RAW RECORDS.
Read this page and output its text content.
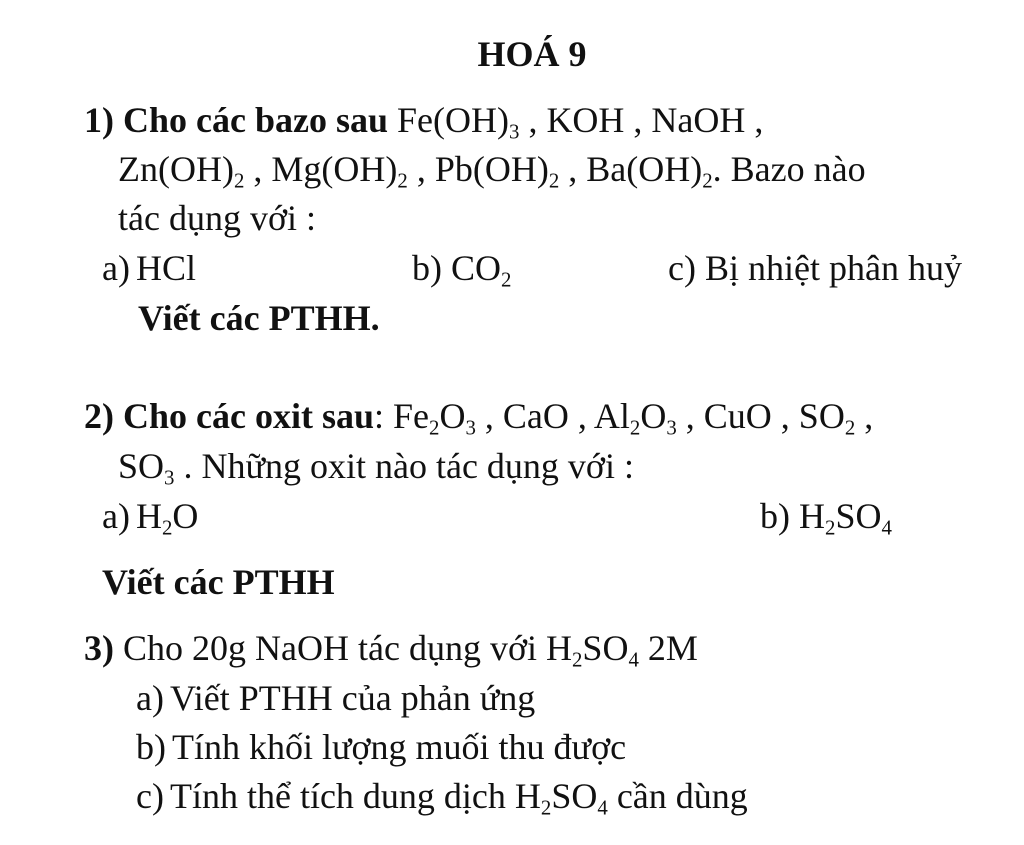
HOÁ 9
1) Cho các bazo sau $Fe(OH)_3$ , KOH , NaOH ,
$Zn(OH)_2$ , $Mg(OH)_2$ , $Pb(OH)_2$ , $Ba(OH)_2$. Bazo nào
tác dụng với :
a) HCl	b) $CO_2$	c) Bị nhiệt phân huỷ
Viết các PTHH.
2) Cho các oxit sau: $Fe_2O_3$ , CaO , $Al_2O_3$ , CuO , $SO_2$ ,
$SO_3$ . Những oxit nào tác dụng với :
a) $H_2O$	b) $H_2SO_4$
Viết các PTHH
3) Cho 20g NaOH tác dụng với $H_2SO_4$ 2M
a) Viết PTHH của phản ứng
b) Tính khối lượng muối thu được
c) Tính thể tích dung dịch $H_2SO_4$ cần dùng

THE TASK. Count each line above in which the string "Viết" appears, then state only the total.

TASK RESPONSE. 3